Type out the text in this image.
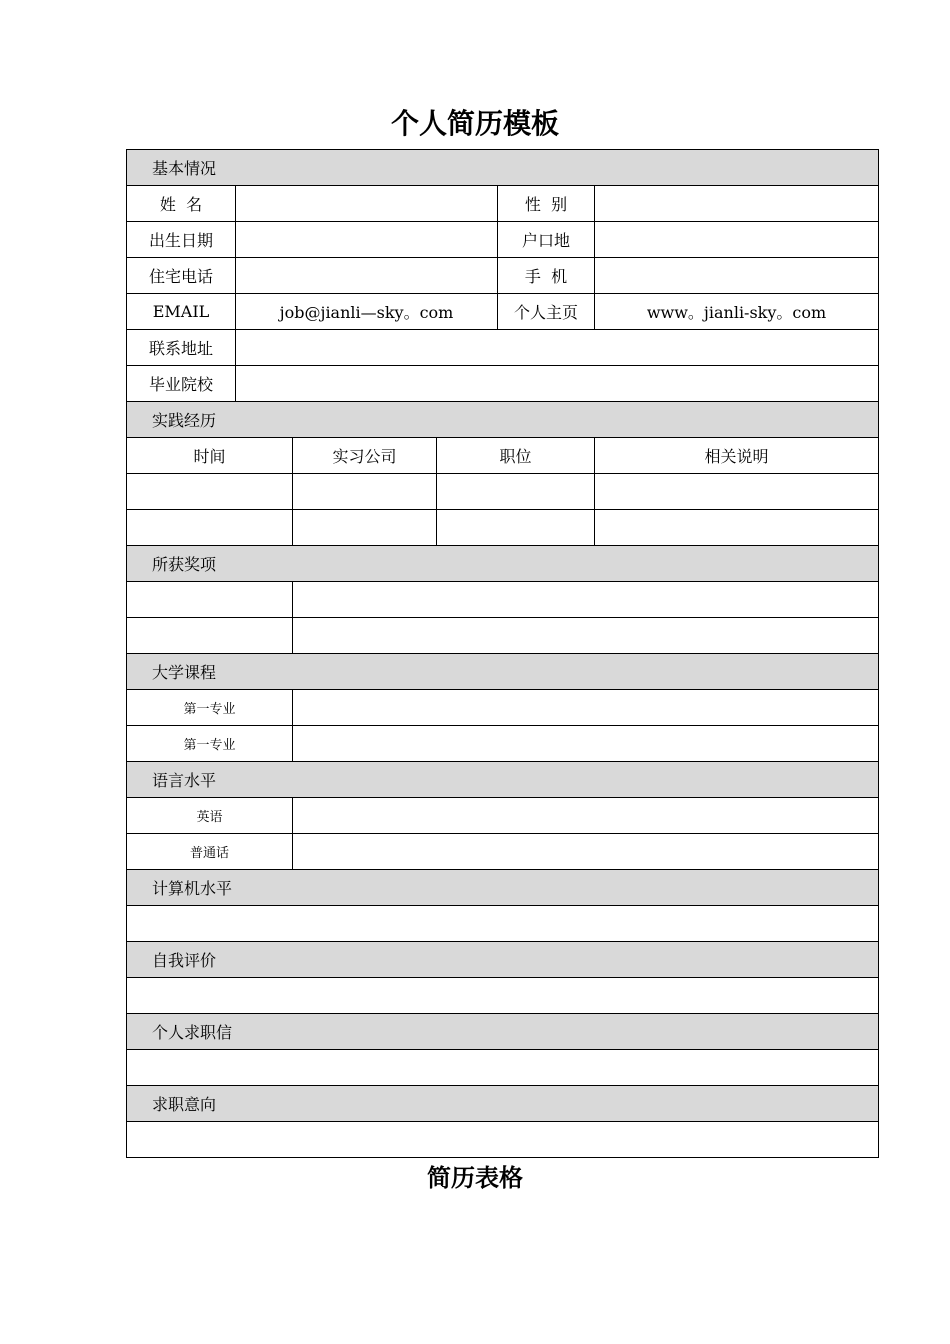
个人简历模板
基本情况					
姓  名				性  别	
出生日期				户口地	
住宅电话				手  机	
EMAIL	job@jianli—sky。com			个人主页	www。jianli-sky。com
联系地址					
毕业院校					
实践经历					
时间		实习公司	职位		相关说明

所获奖项					

大学课程					
第一专业					
第一专业					
语言水平					
英语					
普通话					
计算机水平					

自我评价					

个人求职信					

求职意向					

简历表格
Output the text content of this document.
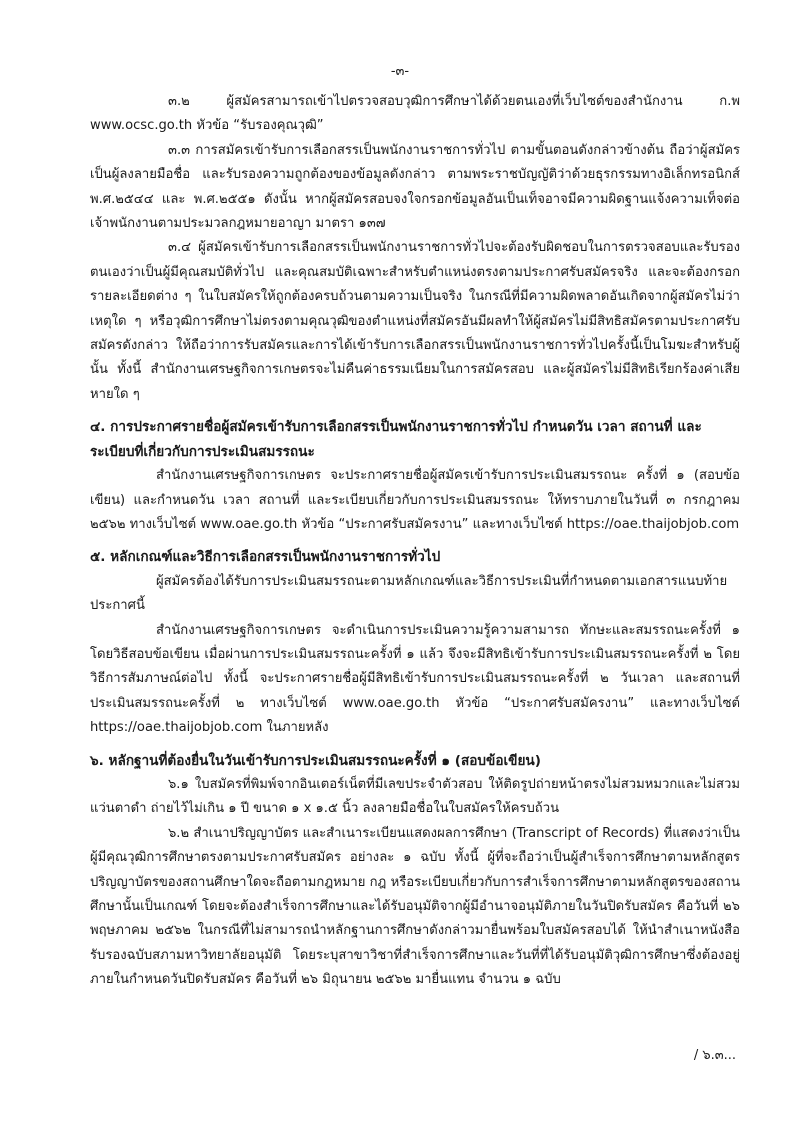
-๓-

๓.๒ ผู้สมัครสามารถเข้าไปตรวจสอบวุฒิการศึกษาได้ด้วยตนเองที่เว็บไซต์ของสำนักงาน ก.พ www.ocsc.go.th หัวข้อ “รับรองคุณวุฒิ”

๓.๓ การสมัครเข้ารับการเลือกสรรเป็นพนักงานราชการทั่วไป ตามขั้นตอนดังกล่าวข้างต้น ถือว่าผู้สมัครเป็นผู้ลงลายมือชื่อ และรับรองความถูกต้องของข้อมูลดังกล่าว ตามพระราชบัญญัติว่าด้วยธุรกรรมทางอิเล็กทรอนิกส์ พ.ศ.๒๕๔๔ และ พ.ศ.๒๕๕๑ ดังนั้น หากผู้สมัครสอบจงใจกรอกข้อมูลอันเป็นเท็จอาจมีความผิดฐานแจ้งความเท็จต่อเจ้าพนักงานตามประมวลกฎหมายอาญา มาตรา ๑๓๗

๓.๔ ผู้สมัครเข้ารับการเลือกสรรเป็นพนักงานราชการทั่วไปจะต้องรับผิดชอบในการตรวจสอบและรับรองตนเองว่าเป็นผู้มีคุณสมบัติทั่วไป และคุณสมบัติเฉพาะสำหรับตำแหน่งตรงตามประกาศรับสมัครจริง และจะต้องกรอกรายละเอียดต่าง ๆ ในใบสมัครให้ถูกต้องครบถ้วนตามความเป็นจริง ในกรณีที่มีความผิดพลาดอันเกิดจากผู้สมัครไม่ว่าเหตุใด ๆ หรือวุฒิการศึกษาไม่ตรงตามคุณวุฒิของตำแหน่งที่สมัครอันมีผลทำให้ผู้สมัครไม่มีสิทธิสมัครตามประกาศรับสมัครดังกล่าว ให้ถือว่าการรับสมัครและการได้เข้ารับการเลือกสรรเป็นพนักงานราชการทั่วไปครั้งนี้เป็นโมฆะสำหรับผู้นั้น ทั้งนี้ สำนักงานเศรษฐกิจการเกษตรจะไม่คืนค่าธรรมเนียมในการสมัครสอบ และผู้สมัครไม่มีสิทธิเรียกร้องค่าเสียหายใด ๆ

๔. การประกาศรายชื่อผู้สมัครเข้ารับการเลือกสรรเป็นพนักงานราชการทั่วไป กำหนดวัน เวลา สถานที่ และระเบียบที่เกี่ยวกับการประเมินสมรรถนะ

สำนักงานเศรษฐกิจการเกษตร จะประกาศรายชื่อผู้สมัครเข้ารับการประเมินสมรรถนะ ครั้งที่ ๑ (สอบข้อเขียน) และกำหนดวัน เวลา สถานที่ และระเบียบเกี่ยวกับการประเมินสมรรถนะ ให้ทราบภายในวันที่ ๓ กรกฎาคม ๒๕๖๒ ทางเว็บไซต์ www.oae.go.th หัวข้อ “ประกาศรับสมัครงาน” และทางเว็บไซต์ https://oae.thaijobjob.com

๕. หลักเกณฑ์และวิธีการเลือกสรรเป็นพนักงานราชการทั่วไป

ผู้สมัครต้องได้รับการประเมินสมรรถนะตามหลักเกณฑ์และวิธีการประเมินที่กำหนดตามเอกสารแนบท้ายประกาศนี้

สำนักงานเศรษฐกิจการเกษตร จะดำเนินการประเมินความรู้ความสามารถ ทักษะและสมรรถนะครั้งที่ ๑ โดยวิธีสอบข้อเขียน เมื่อผ่านการประเมินสมรรถนะครั้งที่ ๑ แล้ว จึงจะมีสิทธิเข้ารับการประเมินสมรรถนะครั้งที่ ๒ โดยวิธีการสัมภาษณ์ต่อไป ทั้งนี้ จะประกาศรายชื่อผู้มีสิทธิเข้ารับการประเมินสมรรถนะครั้งที่ ๒ วันเวลา และสถานที่ประเมินสมรรถนะครั้งที่ ๒ ทางเว็บไซต์ www.oae.go.th หัวข้อ “ประกาศรับสมัครงาน” และทางเว็บไซต์ https://oae.thaijobjob.com ในภายหลัง

๖. หลักฐานที่ต้องยื่นในวันเข้ารับการประเมินสมรรถนะครั้งที่ ๑ (สอบข้อเขียน)

๖.๑ ใบสมัครที่พิมพ์จากอินเตอร์เน็ตที่มีเลขประจำตัวสอบ ให้ติดรูปถ่ายหน้าตรงไม่สวมหมวกและไม่สวมแว่นตาดำ ถ่ายไว้ไม่เกิน ๑ ปี ขนาด ๑ x ๑.๕ นิ้ว ลงลายมือชื่อในใบสมัครให้ครบถ้วน

๖.๒ สำเนาปริญญาบัตร และสำเนาระเบียนแสดงผลการศึกษา (Transcript of Records) ที่แสดงว่าเป็นผู้มีคุณวุฒิการศึกษาตรงตามประกาศรับสมัคร อย่างละ ๑ ฉบับ ทั้งนี้ ผู้ที่จะถือว่าเป็นผู้สำเร็จการศึกษาตามหลักสูตรปริญญาบัตรของสถานศึกษาใดจะถือตามกฎหมาย กฎ หรือระเบียบเกี่ยวกับการสำเร็จการศึกษาตามหลักสูตรของสถานศึกษานั้นเป็นเกณฑ์ โดยจะต้องสำเร็จการศึกษาและได้รับอนุมัติจากผู้มีอำนาจอนุมัติภายในวันปิดรับสมัคร คือวันที่ ๒๖ พฤษภาคม ๒๕๖๒ ในกรณีที่ไม่สามารถนำหลักฐานการศึกษาดังกล่าวมายื่นพร้อมใบสมัครสอบได้ ให้นำสำเนาหนังสือรับรองฉบับสภามหาวิทยาลัยอนุมัติ โดยระบุสาขาวิชาที่สำเร็จการศึกษาและวันที่ที่ได้รับอนุมัติวุฒิการศึกษาซึ่งต้องอยู่ภายในกำหนดวันปิดรับสมัคร คือวันที่ ๒๖ มิถุนายน ๒๕๖๒ มายื่นแทน จำนวน ๑ ฉบับ

/ ๖.๓...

┄┄┄┄┄┄┄┄┄┄┄┄┄┄┄┄┄┄┄┄

**Exercise goal:** Transcribe the complete set of entries verbatim. No pictures belong in the copy.

**Completed task:**
Type out the text in this image.
个人简历模板
基本情况					
姓  名				性  别	
出生日期				户口地	
住宅电话				手  机	
EMAIL	job@jianli—sky。com			个人主页	www。jianli-sky。com
联系地址					
毕业院校					
实践经历					
时间		实习公司	职位		相关说明

所获奖项					

大学课程					
第一专业					
第一专业					
语言水平					
英语					
普通话					
计算机水平					

自我评价					

个人求职信					

求职意向					

简历表格
Output the text content of this document.
-๓-

๓.๒ ผู้สมัครสามารถเข้าไปตรวจสอบวุฒิการศึกษาได้ด้วยตนเองที่เว็บไซต์ของสำนักงาน ก.พ www.ocsc.go.th หัวข้อ “รับรองคุณวุฒิ”

๓.๓ การสมัครเข้ารับการเลือกสรรเป็นพนักงานราชการทั่วไป ตามขั้นตอนดังกล่าวข้างต้น ถือว่าผู้สมัครเป็นผู้ลงลายมือชื่อ และรับรองความถูกต้องของข้อมูลดังกล่าว ตามพระราชบัญญัติว่าด้วยธุรกรรมทางอิเล็กทรอนิกส์ พ.ศ.๒๕๔๔ และ พ.ศ.๒๕๕๑ ดังนั้น หากผู้สมัครสอบจงใจกรอกข้อมูลอันเป็นเท็จอาจมีความผิดฐานแจ้งความเท็จต่อเจ้าพนักงานตามประมวลกฎหมายอาญา มาตรา ๑๓๗

๓.๔ ผู้สมัครเข้ารับการเลือกสรรเป็นพนักงานราชการทั่วไปจะต้องรับผิดชอบในการตรวจสอบและรับรองตนเองว่าเป็นผู้มีคุณสมบัติทั่วไป และคุณสมบัติเฉพาะสำหรับตำแหน่งตรงตามประกาศรับสมัครจริง และจะต้องกรอกรายละเอียดต่าง ๆ ในใบสมัครให้ถูกต้องครบถ้วนตามความเป็นจริง ในกรณีที่มีความผิดพลาดอันเกิดจากผู้สมัครไม่ว่าเหตุใด ๆ หรือวุฒิการศึกษาไม่ตรงตามคุณวุฒิของตำแหน่งที่สมัครอันมีผลทำให้ผู้สมัครไม่มีสิทธิสมัครตามประกาศรับสมัครดังกล่าว ให้ถือว่าการรับสมัครและการได้เข้ารับการเลือกสรรเป็นพนักงานราชการทั่วไปครั้งนี้เป็นโมฆะสำหรับผู้นั้น ทั้งนี้ สำนักงานเศรษฐกิจการเกษตรจะไม่คืนค่าธรรมเนียมในการสมัครสอบ และผู้สมัครไม่มีสิทธิเรียกร้องค่าเสียหายใด ๆ

๔. การประกาศรายชื่อผู้สมัครเข้ารับการเลือกสรรเป็นพนักงานราชการทั่วไป กำหนดวัน เวลา สถานที่ และระเบียบที่เกี่ยวกับการประเมินสมรรถนะ

สำนักงานเศรษฐกิจการเกษตร จะประกาศรายชื่อผู้สมัครเข้ารับการประเมินสมรรถนะ ครั้งที่ ๑ (สอบข้อเขียน) และกำหนดวัน เวลา สถานที่ และระเบียบเกี่ยวกับการประเมินสมรรถนะ ให้ทราบภายในวันที่ ๓ กรกฎาคม ๒๕๖๒ ทางเว็บไซต์ www.oae.go.th หัวข้อ “ประกาศรับสมัครงาน” และทางเว็บไซต์ https://oae.thaijobjob.com

๕. หลักเกณฑ์และวิธีการเลือกสรรเป็นพนักงานราชการทั่วไป

ผู้สมัครต้องได้รับการประเมินสมรรถนะตามหลักเกณฑ์และวิธีการประเมินที่กำหนดตามเอกสารแนบท้ายประกาศนี้

สำนักงานเศรษฐกิจการเกษตร จะดำเนินการประเมินความรู้ความสามารถ ทักษะและสมรรถนะครั้งที่ ๑ โดยวิธีสอบข้อเขียน เมื่อผ่านการประเมินสมรรถนะครั้งที่ ๑ แล้ว จึงจะมีสิทธิเข้ารับการประเมินสมรรถนะครั้งที่ ๒ โดยวิธีการสัมภาษณ์ต่อไป ทั้งนี้ จะประกาศรายชื่อผู้มีสิทธิเข้ารับการประเมินสมรรถนะครั้งที่ ๒ วันเวลา และสถานที่ประเมินสมรรถนะครั้งที่ ๒ ทางเว็บไซต์ www.oae.go.th หัวข้อ “ประกาศรับสมัครงาน” และทางเว็บไซต์ https://oae.thaijobjob.com ในภายหลัง

๖. หลักฐานที่ต้องยื่นในวันเข้ารับการประเมินสมรรถนะครั้งที่ ๑ (สอบข้อเขียน)

๖.๑ ใบสมัครที่พิมพ์จากอินเตอร์เน็ตที่มีเลขประจำตัวสอบ ให้ติดรูปถ่ายหน้าตรงไม่สวมหมวกและไม่สวมแว่นตาดำ ถ่ายไว้ไม่เกิน ๑ ปี ขนาด ๑ x ๑.๕ นิ้ว ลงลายมือชื่อในใบสมัครให้ครบถ้วน

๖.๒ สำเนาปริญญาบัตร และสำเนาระเบียนแสดงผลการศึกษา (Transcript of Records) ที่แสดงว่าเป็นผู้มีคุณวุฒิการศึกษาตรงตามประกาศรับสมัคร อย่างละ ๑ ฉบับ ทั้งนี้ ผู้ที่จะถือว่าเป็นผู้สำเร็จการศึกษาตามหลักสูตรปริญญาบัตรของสถานศึกษาใดจะถือตามกฎหมาย กฎ หรือระเบียบเกี่ยวกับการสำเร็จการศึกษาตามหลักสูตรของสถานศึกษานั้นเป็นเกณฑ์ โดยจะต้องสำเร็จการศึกษาและได้รับอนุมัติจากผู้มีอำนาจอนุมัติภายในวันปิดรับสมัคร คือวันที่ ๒๖ พฤษภาคม ๒๕๖๒ ในกรณีที่ไม่สามารถนำหลักฐานการศึกษาดังกล่าวมายื่นพร้อมใบสมัครสอบได้ ให้นำสำเนาหนังสือรับรองฉบับสภามหาวิทยาลัยอนุมัติ โดยระบุสาขาวิชาที่สำเร็จการศึกษาและวันที่ที่ได้รับอนุมัติวุฒิการศึกษาซึ่งต้องอยู่ภายในกำหนดวันปิดรับสมัคร คือวันที่ ๒๖ มิถุนายน ๒๕๖๒ มายื่นแทน จำนวน ๑ ฉบับ

/ ๖.๓...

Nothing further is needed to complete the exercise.